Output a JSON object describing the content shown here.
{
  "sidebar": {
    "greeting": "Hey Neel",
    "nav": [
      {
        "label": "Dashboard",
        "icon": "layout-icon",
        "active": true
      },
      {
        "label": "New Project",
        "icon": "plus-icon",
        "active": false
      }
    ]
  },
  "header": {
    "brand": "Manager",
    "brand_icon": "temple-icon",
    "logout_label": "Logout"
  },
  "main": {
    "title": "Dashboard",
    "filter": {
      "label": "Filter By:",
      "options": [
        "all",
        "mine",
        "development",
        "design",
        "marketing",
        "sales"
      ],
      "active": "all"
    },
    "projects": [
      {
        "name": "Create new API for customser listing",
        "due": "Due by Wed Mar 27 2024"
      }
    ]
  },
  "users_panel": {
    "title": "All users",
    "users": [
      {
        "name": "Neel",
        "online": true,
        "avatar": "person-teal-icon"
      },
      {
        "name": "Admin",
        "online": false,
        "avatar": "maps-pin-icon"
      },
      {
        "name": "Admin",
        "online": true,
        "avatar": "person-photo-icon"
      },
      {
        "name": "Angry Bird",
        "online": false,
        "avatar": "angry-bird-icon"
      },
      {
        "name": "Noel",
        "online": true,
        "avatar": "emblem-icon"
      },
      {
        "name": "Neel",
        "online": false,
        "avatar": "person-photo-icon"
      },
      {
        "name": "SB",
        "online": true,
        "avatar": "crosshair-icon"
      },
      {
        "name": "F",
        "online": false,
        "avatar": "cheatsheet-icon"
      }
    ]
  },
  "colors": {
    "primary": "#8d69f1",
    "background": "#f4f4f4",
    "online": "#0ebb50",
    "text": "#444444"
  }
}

• THE PROBLEM
From the preceding material, extract every line exactly.

• EXERCISE RESULT
Output a JSON object describing the content shown here.
{
  "sidebar": {
    "greeting": "Hey Neel",
    "nav": [
      {
        "label": "Dashboard",
        "icon": "layout-icon",
        "active": true
      },
      {
        "label": "New Project",
        "icon": "plus-icon",
        "active": false
      }
    ]
  },
  "header": {
    "brand": "Manager",
    "brand_icon": "temple-icon",
    "logout_label": "Logout"
  },
  "main": {
    "title": "Dashboard",
    "filter": {
      "label": "Filter By:",
      "options": [
        "all",
        "mine",
        "development",
        "design",
        "marketing",
        "sales"
      ],
      "active": "all"
    },
    "projects": [
      {
        "name": "Create new API for customser listing",
        "due": "Due by Wed Mar 27 2024"
      }
    ]
  },
  "users_panel": {
    "title": "All users",
    "users": [
      {
        "name": "Neel",
        "online": true,
        "avatar": "person-teal-icon"
      },
      {
        "name": "Admin",
        "online": false,
        "avatar": "maps-pin-icon"
      },
      {
        "name": "Admin",
        "online": true,
        "avatar": "person-photo-icon"
      },
      {
        "name": "Angry Bird",
        "online": false,
        "avatar": "angry-bird-icon"
      },
      {
        "name": "Noel",
        "online": true,
        "avatar": "emblem-icon"
      },
      {
        "name": "Neel",
        "online": false,
        "avatar": "person-photo-icon"
      },
      {
        "name": "SB",
        "online": true,
        "avatar": "crosshair-icon"
      },
      {
        "name": "F",
        "online": false,
        "avatar": "cheatsheet-icon"
      }
    ]
  },
  "colors": {
    "primary": "#8d69f1",
    "background": "#f4f4f4",
    "online": "#0ebb50",
    "text": "#444444"
  }
}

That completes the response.